Personal information
- Full name: Ibad Ibn Bashir Muhamadu
- Date of birth: 22 February 1982 (age 44)
- Place of birth: Amsterdam, Netherlands
- Height: 1.83 m (6 ft 0 in)
- Position: Forward

Youth career
- Always Forward
- HVV Hollandia
- AZ

Senior career*
- Years: Team / Apps / (Gls)
- 2001–2004: Twente / 5 / (0)
- 2003–2004: → Cambuur Leeuwarden (loan) / 21 / (4)
- 2004–2005: MVV / 54 / (17)
- 2005–2007: Cercle Brugge / 12 / (2)
- 2006–2007: → Dordrecht (loan) / 34 / (13)
- 2007–2008: Dordrecht / 14 / (0)
- 2008–2009: Willem II / 18 / (1)
- 2009: Dynamo Dresden / 3 / (0)
- 2009–2010: Dordrecht / 18 / (8)
- 2010: Portland Timbers / 10 / (0)
- 2010–2011: Helmond Sport / 12 / (1)
- 2011–2013: Spakenburg / 25 / (7)

= Ibad Muhamadu =

Dutch footballer (born 1982)

Ibad Muhamadu (born 22 February 1982) is a Dutch former professional footballer.

==Career==

===Europe===
When Muhamadu was young, he moved with his parents from Amsterdam to Hoorn, where he started playing football. He got his first professional contract with FC Twente. When René Vandereycken became head coach of Twente, Muhamadu was loaned to Cambuur.

He went to MVV in 2004. After his time in Maastricht he got transferred to the Jupiler League at Cercle Brugge. However, due to lack of convincing results, Muhamadu was never able to achieve a regular spot in the starting eleven. He went to FC Dordrecht, where he would later also find his Dutch former Cercle Brugge teammate Brian Pinas.

■ **STORED DATA**:
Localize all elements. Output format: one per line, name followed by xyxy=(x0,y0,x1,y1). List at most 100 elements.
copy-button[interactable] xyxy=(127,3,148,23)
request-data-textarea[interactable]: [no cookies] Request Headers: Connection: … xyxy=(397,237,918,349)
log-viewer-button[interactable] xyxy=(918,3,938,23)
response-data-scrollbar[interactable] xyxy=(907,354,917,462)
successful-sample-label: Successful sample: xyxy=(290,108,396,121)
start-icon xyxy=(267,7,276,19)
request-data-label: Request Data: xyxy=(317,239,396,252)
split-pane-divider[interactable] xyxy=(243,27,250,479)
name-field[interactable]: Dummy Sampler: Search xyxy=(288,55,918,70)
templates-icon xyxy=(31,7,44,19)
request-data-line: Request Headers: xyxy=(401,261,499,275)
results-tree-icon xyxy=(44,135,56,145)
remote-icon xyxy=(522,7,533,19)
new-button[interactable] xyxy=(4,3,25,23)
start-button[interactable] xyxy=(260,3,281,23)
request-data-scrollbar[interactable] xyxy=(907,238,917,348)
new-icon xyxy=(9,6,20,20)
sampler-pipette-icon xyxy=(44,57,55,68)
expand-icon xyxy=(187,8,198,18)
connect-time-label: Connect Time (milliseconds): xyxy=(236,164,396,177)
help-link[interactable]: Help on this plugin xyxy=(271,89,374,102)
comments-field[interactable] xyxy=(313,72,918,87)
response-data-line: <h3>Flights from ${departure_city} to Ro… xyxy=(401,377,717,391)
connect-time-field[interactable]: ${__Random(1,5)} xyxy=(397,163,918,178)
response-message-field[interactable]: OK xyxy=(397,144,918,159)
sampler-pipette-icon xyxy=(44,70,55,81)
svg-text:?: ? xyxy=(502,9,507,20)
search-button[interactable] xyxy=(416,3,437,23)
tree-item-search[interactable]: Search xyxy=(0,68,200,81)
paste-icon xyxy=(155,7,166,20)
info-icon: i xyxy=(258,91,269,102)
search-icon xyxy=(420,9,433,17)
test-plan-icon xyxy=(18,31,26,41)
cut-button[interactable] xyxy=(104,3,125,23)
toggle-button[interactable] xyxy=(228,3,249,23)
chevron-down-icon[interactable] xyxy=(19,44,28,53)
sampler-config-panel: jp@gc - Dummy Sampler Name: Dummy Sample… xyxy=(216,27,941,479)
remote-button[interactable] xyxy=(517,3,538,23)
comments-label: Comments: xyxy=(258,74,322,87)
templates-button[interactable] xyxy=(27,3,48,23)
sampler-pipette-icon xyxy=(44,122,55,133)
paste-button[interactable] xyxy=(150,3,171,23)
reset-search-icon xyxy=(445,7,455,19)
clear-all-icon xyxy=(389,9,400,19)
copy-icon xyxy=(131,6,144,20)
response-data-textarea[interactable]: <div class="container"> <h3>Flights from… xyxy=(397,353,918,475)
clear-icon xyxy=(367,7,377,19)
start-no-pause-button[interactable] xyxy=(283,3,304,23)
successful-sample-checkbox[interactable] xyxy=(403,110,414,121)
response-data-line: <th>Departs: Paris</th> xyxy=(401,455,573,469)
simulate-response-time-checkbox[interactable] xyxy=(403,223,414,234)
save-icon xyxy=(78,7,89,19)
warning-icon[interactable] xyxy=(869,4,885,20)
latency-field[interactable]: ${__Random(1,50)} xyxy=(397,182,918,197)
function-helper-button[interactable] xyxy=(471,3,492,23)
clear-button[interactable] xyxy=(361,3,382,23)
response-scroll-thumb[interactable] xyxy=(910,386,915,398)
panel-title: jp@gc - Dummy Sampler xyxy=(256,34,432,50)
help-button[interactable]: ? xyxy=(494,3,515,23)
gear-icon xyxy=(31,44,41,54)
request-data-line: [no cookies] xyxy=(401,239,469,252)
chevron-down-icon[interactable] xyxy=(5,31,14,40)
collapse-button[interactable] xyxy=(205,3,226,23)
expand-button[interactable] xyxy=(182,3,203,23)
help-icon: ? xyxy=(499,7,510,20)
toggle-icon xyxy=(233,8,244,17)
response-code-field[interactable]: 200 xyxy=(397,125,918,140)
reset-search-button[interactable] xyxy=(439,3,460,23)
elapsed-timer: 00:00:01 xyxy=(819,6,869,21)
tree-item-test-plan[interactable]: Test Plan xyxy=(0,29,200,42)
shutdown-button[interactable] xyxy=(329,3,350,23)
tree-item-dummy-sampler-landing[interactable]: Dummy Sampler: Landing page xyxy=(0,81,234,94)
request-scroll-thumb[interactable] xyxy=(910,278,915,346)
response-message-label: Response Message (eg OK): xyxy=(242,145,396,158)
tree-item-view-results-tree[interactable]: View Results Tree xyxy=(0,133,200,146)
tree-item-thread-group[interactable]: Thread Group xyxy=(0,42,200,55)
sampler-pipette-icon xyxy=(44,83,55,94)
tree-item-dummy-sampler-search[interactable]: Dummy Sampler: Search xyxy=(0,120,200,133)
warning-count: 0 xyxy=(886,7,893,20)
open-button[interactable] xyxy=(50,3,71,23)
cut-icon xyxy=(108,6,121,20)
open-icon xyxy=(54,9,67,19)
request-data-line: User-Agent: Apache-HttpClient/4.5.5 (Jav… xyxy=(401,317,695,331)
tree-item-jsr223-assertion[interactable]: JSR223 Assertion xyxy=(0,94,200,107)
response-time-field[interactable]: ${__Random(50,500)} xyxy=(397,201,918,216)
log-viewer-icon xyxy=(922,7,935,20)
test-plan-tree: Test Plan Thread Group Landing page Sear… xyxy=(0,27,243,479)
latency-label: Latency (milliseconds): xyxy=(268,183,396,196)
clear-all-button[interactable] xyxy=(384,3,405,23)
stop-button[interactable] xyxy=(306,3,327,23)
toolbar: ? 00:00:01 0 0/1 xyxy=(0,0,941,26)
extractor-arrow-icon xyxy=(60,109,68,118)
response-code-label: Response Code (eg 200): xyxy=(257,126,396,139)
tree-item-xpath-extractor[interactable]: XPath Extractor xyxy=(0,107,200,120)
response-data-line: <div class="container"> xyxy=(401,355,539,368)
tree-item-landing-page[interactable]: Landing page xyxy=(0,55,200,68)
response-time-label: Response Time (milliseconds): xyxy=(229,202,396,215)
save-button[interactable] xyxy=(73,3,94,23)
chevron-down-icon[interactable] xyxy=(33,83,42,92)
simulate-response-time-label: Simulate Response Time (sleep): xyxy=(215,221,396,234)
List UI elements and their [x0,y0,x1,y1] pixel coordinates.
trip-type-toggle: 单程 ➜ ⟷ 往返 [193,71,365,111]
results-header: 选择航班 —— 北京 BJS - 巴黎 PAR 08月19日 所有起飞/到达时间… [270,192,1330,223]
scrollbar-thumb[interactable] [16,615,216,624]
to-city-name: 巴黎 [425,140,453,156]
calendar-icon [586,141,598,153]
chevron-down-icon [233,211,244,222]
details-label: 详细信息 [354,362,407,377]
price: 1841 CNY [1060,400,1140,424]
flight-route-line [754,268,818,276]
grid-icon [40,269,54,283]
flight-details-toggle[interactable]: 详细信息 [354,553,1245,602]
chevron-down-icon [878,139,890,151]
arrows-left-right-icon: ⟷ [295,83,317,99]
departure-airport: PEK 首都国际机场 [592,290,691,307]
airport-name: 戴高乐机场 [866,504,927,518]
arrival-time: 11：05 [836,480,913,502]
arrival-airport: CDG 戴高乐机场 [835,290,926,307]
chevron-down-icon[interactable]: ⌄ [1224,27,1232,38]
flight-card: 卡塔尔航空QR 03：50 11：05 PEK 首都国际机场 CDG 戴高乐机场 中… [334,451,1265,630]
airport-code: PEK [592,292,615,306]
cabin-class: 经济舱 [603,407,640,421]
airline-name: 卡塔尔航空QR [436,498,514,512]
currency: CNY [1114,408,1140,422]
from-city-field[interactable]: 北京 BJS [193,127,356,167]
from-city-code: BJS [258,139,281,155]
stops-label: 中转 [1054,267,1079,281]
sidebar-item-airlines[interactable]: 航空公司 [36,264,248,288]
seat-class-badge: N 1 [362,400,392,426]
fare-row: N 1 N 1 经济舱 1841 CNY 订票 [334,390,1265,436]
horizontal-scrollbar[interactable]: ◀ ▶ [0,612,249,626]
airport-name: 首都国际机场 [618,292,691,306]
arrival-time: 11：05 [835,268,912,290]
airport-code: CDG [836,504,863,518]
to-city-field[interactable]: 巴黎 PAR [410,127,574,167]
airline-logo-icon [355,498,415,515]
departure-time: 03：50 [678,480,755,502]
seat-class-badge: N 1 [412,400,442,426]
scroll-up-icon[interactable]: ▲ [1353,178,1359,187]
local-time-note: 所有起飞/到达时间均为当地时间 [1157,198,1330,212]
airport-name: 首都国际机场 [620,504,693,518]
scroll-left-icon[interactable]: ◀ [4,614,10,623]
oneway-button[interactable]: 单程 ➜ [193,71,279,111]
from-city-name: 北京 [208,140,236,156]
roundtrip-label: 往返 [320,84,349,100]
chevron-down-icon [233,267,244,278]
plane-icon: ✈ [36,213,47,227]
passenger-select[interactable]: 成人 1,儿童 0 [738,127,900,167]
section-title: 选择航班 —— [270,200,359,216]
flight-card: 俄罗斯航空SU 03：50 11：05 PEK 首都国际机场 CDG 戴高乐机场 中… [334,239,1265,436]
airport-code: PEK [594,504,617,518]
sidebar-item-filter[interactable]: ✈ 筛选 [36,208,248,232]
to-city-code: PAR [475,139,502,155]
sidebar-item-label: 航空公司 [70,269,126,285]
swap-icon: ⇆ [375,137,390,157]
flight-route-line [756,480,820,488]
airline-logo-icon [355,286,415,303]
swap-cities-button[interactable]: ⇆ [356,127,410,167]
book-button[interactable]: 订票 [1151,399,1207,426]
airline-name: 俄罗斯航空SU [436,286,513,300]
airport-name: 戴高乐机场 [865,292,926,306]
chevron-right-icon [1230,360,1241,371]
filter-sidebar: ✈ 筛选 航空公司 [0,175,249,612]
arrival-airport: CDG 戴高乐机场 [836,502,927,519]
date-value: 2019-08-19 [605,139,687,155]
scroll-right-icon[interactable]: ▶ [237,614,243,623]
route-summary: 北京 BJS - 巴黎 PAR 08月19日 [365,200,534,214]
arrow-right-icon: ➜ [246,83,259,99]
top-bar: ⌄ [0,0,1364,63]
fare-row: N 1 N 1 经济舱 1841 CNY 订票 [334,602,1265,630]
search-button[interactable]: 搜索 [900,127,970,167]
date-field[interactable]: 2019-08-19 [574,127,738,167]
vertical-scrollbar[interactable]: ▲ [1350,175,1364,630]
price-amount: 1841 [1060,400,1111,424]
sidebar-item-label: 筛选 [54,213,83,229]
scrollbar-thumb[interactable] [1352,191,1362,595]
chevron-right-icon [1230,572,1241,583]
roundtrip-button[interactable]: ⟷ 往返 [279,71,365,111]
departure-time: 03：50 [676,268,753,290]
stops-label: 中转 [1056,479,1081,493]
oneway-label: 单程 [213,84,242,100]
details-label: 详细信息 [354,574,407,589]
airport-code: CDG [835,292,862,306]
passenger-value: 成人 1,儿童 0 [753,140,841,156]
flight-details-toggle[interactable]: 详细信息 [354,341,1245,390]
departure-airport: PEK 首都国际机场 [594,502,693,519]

■ **TASK LIST**:
1 - In the Ibad Muhamadu article, which club gave him his first professional contract?
2 - Carry the Ibad Muhamadu article forward from its final sentence, keeping to its encyclopedic style.

■ **WRITTEN ANSWERS**:
1 - FC Twente

2 -
In May 2008, Muhamadu signed a contract with Willem II Tilburg and left the club after one year to sign with Dynamo Dresden on 9 June 2009. After just two months at Dynamo, and three league appearances, his contract was annulled in August 2009. He returned to Dordrecht a few days later.

===North America===
In August 2010, Muhamadu signed with the American second division club, Portland Timbers, who joined Major League Soccer in 2011.

===Return to Europe===
In December 2010, he signed with Dutch second division club Helmond Sport on an amateur contract. He will join amateur side SV Spakenburg from 1 July 2011.

==Personal==
Muhamadu is of Ghanaian and Surinamese descent. Roland Alberg is his younger brother.